** start Listing **
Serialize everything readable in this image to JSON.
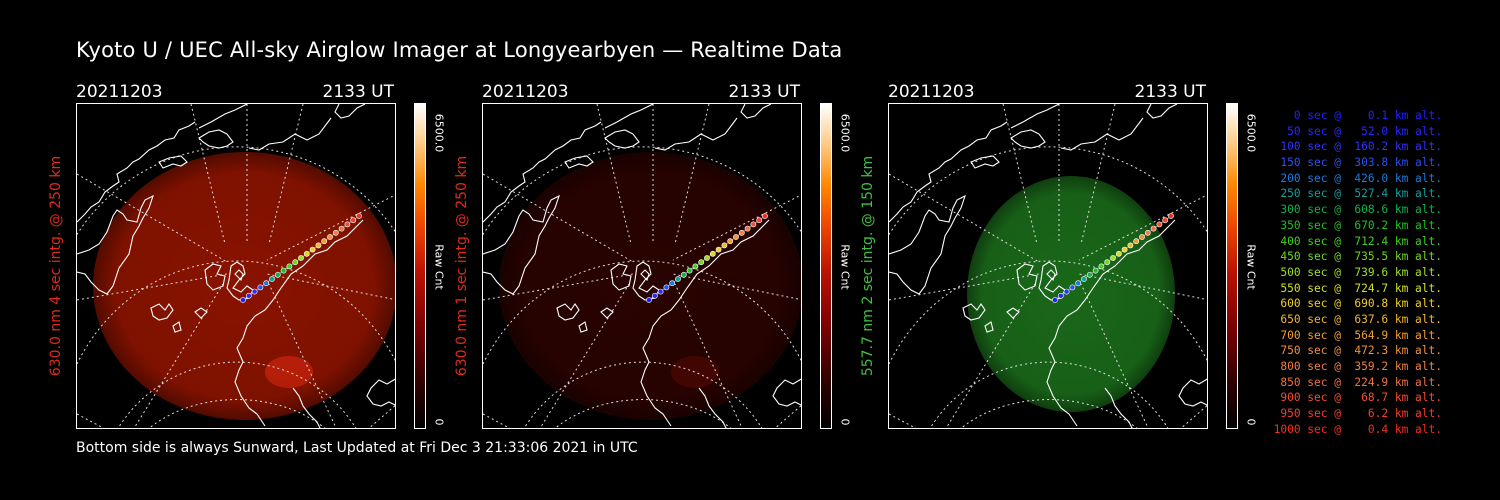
{
  "title": "Kyoto U / UEC All-sky Airglow Imager at Longyearbyen — Realtime Data",
  "footer": "Bottom side is always Sunward, Last Updated at Fri Dec  3 21:33:06 2021 in UTC",
  "colorbar": {
    "max": "6500.0",
    "min": "0",
    "unit": "Raw Cnt"
  },
  "panels": [
    {
      "date": "20211203",
      "time": "2133 UT",
      "label": "630.0 nm 4 sec intg. @ 250 km",
      "label_color": "#e02a1a",
      "glow": "#b01800",
      "glow_opacity": 0.78
    },
    {
      "date": "20211203",
      "time": "2133 UT",
      "label": "630.0 nm 1 sec intg. @ 250 km",
      "label_color": "#e02a1a",
      "glow": "#4a0500",
      "glow_opacity": 0.55
    },
    {
      "date": "20211203",
      "time": "2133 UT",
      "label": "557.7 nm 2 sec intg. @ 150 km",
      "label_color": "#3fc13f",
      "glow": "#1e7a1e",
      "glow_opacity": 0.85
    }
  ],
  "legend": [
    {
      "text": "   0 sec @    0.1 km alt.",
      "color": "#2020ff"
    },
    {
      "text": "  50 sec @   52.0 km alt.",
      "color": "#2828ff"
    },
    {
      "text": " 100 sec @  160.2 km alt.",
      "color": "#3030ff"
    },
    {
      "text": " 150 sec @  303.8 km alt.",
      "color": "#2a50f0"
    },
    {
      "text": " 200 sec @  426.0 km alt.",
      "color": "#1a7ae0"
    },
    {
      "text": " 250 sec @  527.4 km alt.",
      "color": "#10a0a0"
    },
    {
      "text": " 300 sec @  608.6 km alt.",
      "color": "#10b050"
    },
    {
      "text": " 350 sec @  670.2 km alt.",
      "color": "#20c020"
    },
    {
      "text": " 400 sec @  712.4 km alt.",
      "color": "#40d020"
    },
    {
      "text": " 450 sec @  735.5 km alt.",
      "color": "#70d820"
    },
    {
      "text": " 500 sec @  739.6 km alt.",
      "color": "#a0e020"
    },
    {
      "text": " 550 sec @  724.7 km alt.",
      "color": "#d0e020"
    },
    {
      "text": " 600 sec @  690.8 km alt.",
      "color": "#f0d020"
    },
    {
      "text": " 650 sec @  637.6 km alt.",
      "color": "#f0b830"
    },
    {
      "text": " 700 sec @  564.9 km alt.",
      "color": "#f0a030"
    },
    {
      "text": " 750 sec @  472.3 km alt.",
      "color": "#f09040"
    },
    {
      "text": " 800 sec @  359.2 km alt.",
      "color": "#f08040"
    },
    {
      "text": " 850 sec @  224.9 km alt.",
      "color": "#f07040"
    },
    {
      "text": " 900 sec @   68.7 km alt.",
      "color": "#f05030"
    },
    {
      "text": " 950 sec @    6.2 km alt.",
      "color": "#f04030"
    },
    {
      "text": "1000 sec @    0.4 km alt.",
      "color": "#f03020"
    }
  ]
}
** end Listing **
— Work required —
Repeat the lines above exactly, and keep every picture out.

— Written reply —
Serialize everything readable in this image to JSON.
{
  "title": "Kyoto U / UEC All-sky Airglow Imager at Longyearbyen — Realtime Data",
  "footer": "Bottom side is always Sunward, Last Updated at Fri Dec  3 21:33:06 2021 in UTC",
  "colorbar": {
    "max": "6500.0",
    "min": "0",
    "unit": "Raw Cnt"
  },
  "panels": [
    {
      "date": "20211203",
      "time": "2133 UT",
      "label": "630.0 nm 4 sec intg. @ 250 km",
      "label_color": "#e02a1a",
      "glow": "#b01800",
      "glow_opacity": 0.78
    },
    {
      "date": "20211203",
      "time": "2133 UT",
      "label": "630.0 nm 1 sec intg. @ 250 km",
      "label_color": "#e02a1a",
      "glow": "#4a0500",
      "glow_opacity": 0.55
    },
    {
      "date": "20211203",
      "time": "2133 UT",
      "label": "557.7 nm 2 sec intg. @ 150 km",
      "label_color": "#3fc13f",
      "glow": "#1e7a1e",
      "glow_opacity": 0.85
    }
  ],
  "legend": [
    {
      "text": "   0 sec @    0.1 km alt.",
      "color": "#2020ff"
    },
    {
      "text": "  50 sec @   52.0 km alt.",
      "color": "#2828ff"
    },
    {
      "text": " 100 sec @  160.2 km alt.",
      "color": "#3030ff"
    },
    {
      "text": " 150 sec @  303.8 km alt.",
      "color": "#2a50f0"
    },
    {
      "text": " 200 sec @  426.0 km alt.",
      "color": "#1a7ae0"
    },
    {
      "text": " 250 sec @  527.4 km alt.",
      "color": "#10a0a0"
    },
    {
      "text": " 300 sec @  608.6 km alt.",
      "color": "#10b050"
    },
    {
      "text": " 350 sec @  670.2 km alt.",
      "color": "#20c020"
    },
    {
      "text": " 400 sec @  712.4 km alt.",
      "color": "#40d020"
    },
    {
      "text": " 450 sec @  735.5 km alt.",
      "color": "#70d820"
    },
    {
      "text": " 500 sec @  739.6 km alt.",
      "color": "#a0e020"
    },
    {
      "text": " 550 sec @  724.7 km alt.",
      "color": "#d0e020"
    },
    {
      "text": " 600 sec @  690.8 km alt.",
      "color": "#f0d020"
    },
    {
      "text": " 650 sec @  637.6 km alt.",
      "color": "#f0b830"
    },
    {
      "text": " 700 sec @  564.9 km alt.",
      "color": "#f0a030"
    },
    {
      "text": " 750 sec @  472.3 km alt.",
      "color": "#f09040"
    },
    {
      "text": " 800 sec @  359.2 km alt.",
      "color": "#f08040"
    },
    {
      "text": " 850 sec @  224.9 km alt.",
      "color": "#f07040"
    },
    {
      "text": " 900 sec @   68.7 km alt.",
      "color": "#f05030"
    },
    {
      "text": " 950 sec @    6.2 km alt.",
      "color": "#f04030"
    },
    {
      "text": "1000 sec @    0.4 km alt.",
      "color": "#f03020"
    }
  ]
}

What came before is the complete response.